__Job__
Images are excluded; otherwise, output every record exactly.

Stored data:
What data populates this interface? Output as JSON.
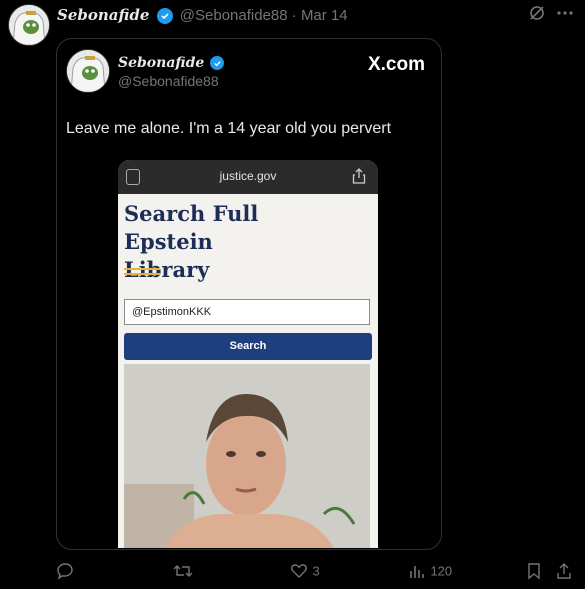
{
  "tweet": {
    "display_name": "Sebonafide",
    "handle": "@Sebonafide88",
    "separator": "·",
    "date": "Mar 14",
    "top_icons": {
      "grok_icon": "grok-icon",
      "more_icon": "more-icon"
    }
  },
  "card": {
    "display_name": "Sebonafide",
    "handle": "@Sebonafide88",
    "brand": "X.com",
    "text": "Leave me alone. I'm a 14 year old you pervert",
    "phone": {
      "url": "justice.gov",
      "title_line1": "Search Full Epstein",
      "title_line2": "Library",
      "input_value": "@EpstimonKKK",
      "search_label": "Search",
      "accent_gold": "#e6b43a",
      "button_color": "#1e3f7d"
    }
  },
  "actions": {
    "reply_count": "",
    "retweet_count": "",
    "like_count": "3",
    "view_count": "120"
  },
  "colors": {
    "background": "#000000",
    "verified": "#1d9bf0",
    "muted": "#71767b"
  }
}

__Answer for the task__
What data populates this interface? Output as JSON.
{
  "tweet": {
    "display_name": "Sebonafide",
    "handle": "@Sebonafide88",
    "separator": "·",
    "date": "Mar 14",
    "top_icons": {
      "grok_icon": "grok-icon",
      "more_icon": "more-icon"
    }
  },
  "card": {
    "display_name": "Sebonafide",
    "handle": "@Sebonafide88",
    "brand": "X.com",
    "text": "Leave me alone. I'm a 14 year old you pervert",
    "phone": {
      "url": "justice.gov",
      "title_line1": "Search Full Epstein",
      "title_line2": "Library",
      "input_value": "@EpstimonKKK",
      "search_label": "Search",
      "accent_gold": "#e6b43a",
      "button_color": "#1e3f7d"
    }
  },
  "actions": {
    "reply_count": "",
    "retweet_count": "",
    "like_count": "3",
    "view_count": "120"
  },
  "colors": {
    "background": "#000000",
    "verified": "#1d9bf0",
    "muted": "#71767b"
  }
}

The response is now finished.